**TASK DIRECTIONS**.
Tally the lines below that contain the word "соответствие", and give only that number.
** BEGIN RECORDS FOR THE EXERCISE **
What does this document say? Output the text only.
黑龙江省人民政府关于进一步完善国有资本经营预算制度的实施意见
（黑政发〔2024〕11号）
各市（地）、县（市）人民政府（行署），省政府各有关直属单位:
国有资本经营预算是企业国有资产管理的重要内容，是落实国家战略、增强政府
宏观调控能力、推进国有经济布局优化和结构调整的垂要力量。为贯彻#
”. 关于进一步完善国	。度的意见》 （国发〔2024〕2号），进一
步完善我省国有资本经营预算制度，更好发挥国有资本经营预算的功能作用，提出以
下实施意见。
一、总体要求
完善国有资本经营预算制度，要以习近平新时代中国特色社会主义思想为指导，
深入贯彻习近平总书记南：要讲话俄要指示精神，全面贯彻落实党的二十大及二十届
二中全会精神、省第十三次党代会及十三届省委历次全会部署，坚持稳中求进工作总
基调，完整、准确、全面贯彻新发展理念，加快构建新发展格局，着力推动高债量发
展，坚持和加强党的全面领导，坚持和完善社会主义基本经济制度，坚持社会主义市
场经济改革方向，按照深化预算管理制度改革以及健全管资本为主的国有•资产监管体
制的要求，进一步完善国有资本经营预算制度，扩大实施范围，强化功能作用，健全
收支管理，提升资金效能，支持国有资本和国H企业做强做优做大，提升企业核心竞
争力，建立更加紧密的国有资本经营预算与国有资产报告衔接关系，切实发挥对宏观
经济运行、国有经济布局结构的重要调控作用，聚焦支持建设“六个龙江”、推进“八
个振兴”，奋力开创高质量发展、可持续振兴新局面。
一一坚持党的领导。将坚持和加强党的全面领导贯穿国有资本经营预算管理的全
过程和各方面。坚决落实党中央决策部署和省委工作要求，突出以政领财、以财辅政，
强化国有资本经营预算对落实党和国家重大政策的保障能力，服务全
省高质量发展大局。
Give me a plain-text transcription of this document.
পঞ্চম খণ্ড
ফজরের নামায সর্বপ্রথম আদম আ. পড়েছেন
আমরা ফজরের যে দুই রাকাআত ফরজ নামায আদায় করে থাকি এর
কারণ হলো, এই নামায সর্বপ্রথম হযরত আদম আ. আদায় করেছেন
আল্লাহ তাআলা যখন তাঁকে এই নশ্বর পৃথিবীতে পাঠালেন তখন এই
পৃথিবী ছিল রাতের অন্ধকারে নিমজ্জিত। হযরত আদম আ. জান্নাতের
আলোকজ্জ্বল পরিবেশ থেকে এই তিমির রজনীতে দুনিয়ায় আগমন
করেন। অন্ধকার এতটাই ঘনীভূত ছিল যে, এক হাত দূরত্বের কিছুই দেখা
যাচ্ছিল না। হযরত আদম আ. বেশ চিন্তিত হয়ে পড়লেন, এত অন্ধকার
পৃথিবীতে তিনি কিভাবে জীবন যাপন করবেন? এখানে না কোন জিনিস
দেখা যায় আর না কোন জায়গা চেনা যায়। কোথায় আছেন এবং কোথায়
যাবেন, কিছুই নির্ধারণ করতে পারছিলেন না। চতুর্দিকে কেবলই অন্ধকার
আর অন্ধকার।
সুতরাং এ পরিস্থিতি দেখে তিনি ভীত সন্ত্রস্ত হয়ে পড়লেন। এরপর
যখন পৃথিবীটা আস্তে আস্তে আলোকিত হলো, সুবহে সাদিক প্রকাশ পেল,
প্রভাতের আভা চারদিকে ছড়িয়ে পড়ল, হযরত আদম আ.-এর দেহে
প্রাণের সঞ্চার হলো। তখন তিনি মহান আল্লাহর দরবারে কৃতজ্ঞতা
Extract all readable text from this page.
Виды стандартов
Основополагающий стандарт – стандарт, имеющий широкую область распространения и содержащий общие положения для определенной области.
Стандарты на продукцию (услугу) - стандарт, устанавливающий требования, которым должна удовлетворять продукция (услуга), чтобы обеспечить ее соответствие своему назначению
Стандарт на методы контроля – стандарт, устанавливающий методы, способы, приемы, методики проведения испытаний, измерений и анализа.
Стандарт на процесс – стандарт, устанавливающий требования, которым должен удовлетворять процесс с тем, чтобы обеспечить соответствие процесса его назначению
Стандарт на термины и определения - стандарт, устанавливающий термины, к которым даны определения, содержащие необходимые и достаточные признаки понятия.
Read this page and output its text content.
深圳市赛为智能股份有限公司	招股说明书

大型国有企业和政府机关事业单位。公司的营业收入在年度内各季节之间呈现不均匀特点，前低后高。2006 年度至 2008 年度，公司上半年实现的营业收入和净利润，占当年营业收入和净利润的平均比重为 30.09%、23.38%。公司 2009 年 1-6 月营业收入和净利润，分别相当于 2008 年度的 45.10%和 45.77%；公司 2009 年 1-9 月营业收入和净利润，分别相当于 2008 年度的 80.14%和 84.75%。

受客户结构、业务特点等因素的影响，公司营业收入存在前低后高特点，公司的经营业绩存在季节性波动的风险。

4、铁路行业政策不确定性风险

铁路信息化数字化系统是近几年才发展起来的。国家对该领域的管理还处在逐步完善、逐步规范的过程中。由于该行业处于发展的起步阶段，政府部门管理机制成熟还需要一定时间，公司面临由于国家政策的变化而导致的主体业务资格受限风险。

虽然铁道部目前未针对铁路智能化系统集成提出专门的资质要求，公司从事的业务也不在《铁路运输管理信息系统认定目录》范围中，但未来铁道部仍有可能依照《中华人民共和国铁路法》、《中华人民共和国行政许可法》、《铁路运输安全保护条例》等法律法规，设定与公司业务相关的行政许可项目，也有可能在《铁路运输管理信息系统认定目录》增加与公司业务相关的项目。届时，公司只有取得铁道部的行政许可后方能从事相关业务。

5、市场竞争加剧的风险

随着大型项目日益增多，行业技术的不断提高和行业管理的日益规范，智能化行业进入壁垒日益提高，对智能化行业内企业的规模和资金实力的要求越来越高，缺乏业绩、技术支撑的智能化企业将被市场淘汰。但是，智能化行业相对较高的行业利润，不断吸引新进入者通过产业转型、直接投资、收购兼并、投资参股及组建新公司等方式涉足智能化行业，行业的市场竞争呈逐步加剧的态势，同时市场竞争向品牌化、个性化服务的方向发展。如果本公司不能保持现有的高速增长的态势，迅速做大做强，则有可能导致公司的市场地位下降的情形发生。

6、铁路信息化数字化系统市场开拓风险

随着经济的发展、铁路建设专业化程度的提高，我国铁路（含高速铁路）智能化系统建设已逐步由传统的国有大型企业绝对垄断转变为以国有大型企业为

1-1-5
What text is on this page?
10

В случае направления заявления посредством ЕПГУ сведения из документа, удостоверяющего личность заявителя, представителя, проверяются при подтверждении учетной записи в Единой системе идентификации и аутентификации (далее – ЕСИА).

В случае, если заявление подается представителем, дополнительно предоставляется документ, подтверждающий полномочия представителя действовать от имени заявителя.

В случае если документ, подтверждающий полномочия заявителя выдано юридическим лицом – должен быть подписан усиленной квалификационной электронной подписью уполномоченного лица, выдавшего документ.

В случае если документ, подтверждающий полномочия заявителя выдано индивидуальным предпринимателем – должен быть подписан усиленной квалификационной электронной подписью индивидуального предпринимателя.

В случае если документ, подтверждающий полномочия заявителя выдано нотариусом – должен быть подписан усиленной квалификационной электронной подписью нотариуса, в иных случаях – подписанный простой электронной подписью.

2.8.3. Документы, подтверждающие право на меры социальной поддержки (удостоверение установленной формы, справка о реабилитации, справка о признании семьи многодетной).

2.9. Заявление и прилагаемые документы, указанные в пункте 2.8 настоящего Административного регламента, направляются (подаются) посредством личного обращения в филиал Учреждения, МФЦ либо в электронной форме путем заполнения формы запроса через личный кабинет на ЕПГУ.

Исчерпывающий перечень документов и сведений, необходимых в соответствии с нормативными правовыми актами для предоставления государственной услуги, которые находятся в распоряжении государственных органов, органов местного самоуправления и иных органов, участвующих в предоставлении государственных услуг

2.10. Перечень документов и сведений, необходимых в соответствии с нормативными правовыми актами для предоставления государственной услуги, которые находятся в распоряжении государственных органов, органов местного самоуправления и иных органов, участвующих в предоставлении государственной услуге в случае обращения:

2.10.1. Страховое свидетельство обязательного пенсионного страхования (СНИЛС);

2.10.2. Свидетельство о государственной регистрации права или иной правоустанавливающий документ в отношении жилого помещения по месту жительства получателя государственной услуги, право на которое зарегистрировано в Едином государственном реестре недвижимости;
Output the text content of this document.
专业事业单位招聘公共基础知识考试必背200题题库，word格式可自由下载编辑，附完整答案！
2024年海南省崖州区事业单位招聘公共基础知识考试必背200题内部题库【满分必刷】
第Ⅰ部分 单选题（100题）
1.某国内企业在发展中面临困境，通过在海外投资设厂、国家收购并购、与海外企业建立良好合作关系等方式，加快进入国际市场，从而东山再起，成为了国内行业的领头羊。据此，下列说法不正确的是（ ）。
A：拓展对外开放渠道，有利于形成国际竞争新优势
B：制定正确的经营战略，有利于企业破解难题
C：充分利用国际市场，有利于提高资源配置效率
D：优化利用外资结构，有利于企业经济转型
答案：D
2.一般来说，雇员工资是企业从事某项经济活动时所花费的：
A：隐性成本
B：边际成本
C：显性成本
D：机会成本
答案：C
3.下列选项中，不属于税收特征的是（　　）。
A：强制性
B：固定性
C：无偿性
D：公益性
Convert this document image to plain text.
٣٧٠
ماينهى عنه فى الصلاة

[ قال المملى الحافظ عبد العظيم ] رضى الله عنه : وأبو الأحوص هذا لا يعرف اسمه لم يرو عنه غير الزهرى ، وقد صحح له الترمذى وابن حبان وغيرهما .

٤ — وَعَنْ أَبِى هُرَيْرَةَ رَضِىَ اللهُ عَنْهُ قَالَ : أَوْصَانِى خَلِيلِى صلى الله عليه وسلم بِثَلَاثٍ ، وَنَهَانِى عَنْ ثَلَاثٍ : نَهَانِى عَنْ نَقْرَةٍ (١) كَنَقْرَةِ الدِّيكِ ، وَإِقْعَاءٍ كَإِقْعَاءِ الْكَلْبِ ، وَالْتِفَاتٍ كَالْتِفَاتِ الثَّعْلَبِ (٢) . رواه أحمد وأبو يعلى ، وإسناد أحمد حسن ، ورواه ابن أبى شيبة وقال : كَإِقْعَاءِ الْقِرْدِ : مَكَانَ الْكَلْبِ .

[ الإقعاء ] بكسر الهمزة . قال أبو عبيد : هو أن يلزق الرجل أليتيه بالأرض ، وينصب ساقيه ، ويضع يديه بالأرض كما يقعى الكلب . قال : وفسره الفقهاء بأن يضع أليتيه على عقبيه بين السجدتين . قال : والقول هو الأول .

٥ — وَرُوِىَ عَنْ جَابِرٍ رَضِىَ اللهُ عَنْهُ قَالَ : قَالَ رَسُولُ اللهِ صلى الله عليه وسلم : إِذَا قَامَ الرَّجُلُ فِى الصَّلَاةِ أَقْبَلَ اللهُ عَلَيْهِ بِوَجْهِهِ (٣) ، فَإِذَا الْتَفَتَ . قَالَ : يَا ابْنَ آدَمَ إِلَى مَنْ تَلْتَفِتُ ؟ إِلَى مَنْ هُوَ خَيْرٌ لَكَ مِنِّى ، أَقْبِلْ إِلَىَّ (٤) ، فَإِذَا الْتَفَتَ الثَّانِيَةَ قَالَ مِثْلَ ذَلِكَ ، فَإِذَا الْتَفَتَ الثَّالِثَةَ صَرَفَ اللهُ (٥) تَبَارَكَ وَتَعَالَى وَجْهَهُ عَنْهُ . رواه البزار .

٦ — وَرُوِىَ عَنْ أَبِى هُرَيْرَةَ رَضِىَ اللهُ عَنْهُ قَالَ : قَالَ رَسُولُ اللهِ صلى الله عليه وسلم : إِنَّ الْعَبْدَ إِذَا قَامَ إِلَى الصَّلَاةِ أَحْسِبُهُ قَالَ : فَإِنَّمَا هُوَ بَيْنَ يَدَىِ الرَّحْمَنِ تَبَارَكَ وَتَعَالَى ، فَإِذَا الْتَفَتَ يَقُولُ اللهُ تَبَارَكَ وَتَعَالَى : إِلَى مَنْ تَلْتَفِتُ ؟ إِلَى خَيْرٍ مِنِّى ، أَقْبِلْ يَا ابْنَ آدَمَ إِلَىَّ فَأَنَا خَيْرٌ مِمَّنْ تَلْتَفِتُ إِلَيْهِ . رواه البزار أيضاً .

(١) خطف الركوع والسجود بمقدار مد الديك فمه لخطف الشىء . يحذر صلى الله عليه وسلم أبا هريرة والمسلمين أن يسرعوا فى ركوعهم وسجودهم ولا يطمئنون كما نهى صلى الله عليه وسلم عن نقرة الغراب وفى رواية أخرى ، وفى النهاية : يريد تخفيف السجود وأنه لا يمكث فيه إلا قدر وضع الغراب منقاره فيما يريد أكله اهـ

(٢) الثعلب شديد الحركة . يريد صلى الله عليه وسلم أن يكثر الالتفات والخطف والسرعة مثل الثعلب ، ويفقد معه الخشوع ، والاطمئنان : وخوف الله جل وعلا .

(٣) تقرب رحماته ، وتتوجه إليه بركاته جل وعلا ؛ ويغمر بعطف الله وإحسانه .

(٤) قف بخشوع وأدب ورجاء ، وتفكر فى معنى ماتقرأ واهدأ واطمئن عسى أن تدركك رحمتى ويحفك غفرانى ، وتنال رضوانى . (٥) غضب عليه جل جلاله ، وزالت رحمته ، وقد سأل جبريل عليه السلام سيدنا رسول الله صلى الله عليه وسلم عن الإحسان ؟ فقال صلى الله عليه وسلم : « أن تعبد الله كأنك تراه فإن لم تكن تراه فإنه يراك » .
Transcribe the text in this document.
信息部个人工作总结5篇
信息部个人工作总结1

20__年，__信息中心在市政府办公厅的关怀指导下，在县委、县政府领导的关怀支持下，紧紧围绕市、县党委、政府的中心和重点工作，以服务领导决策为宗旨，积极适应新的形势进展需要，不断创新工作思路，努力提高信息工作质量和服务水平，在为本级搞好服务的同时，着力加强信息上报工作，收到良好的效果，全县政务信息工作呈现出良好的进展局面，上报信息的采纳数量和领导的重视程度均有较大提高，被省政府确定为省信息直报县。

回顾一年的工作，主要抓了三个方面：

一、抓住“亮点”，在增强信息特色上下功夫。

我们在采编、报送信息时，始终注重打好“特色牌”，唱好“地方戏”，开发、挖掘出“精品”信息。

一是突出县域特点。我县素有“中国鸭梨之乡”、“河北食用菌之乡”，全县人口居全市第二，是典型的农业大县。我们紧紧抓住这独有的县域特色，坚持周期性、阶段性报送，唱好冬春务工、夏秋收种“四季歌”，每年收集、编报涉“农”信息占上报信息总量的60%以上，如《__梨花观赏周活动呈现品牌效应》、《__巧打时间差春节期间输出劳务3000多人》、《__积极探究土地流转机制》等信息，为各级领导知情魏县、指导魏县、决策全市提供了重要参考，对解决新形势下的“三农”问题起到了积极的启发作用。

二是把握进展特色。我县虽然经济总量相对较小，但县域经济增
** END RECORDS FOR THE EXERCISE **
**EXERCISE RESULT**.
2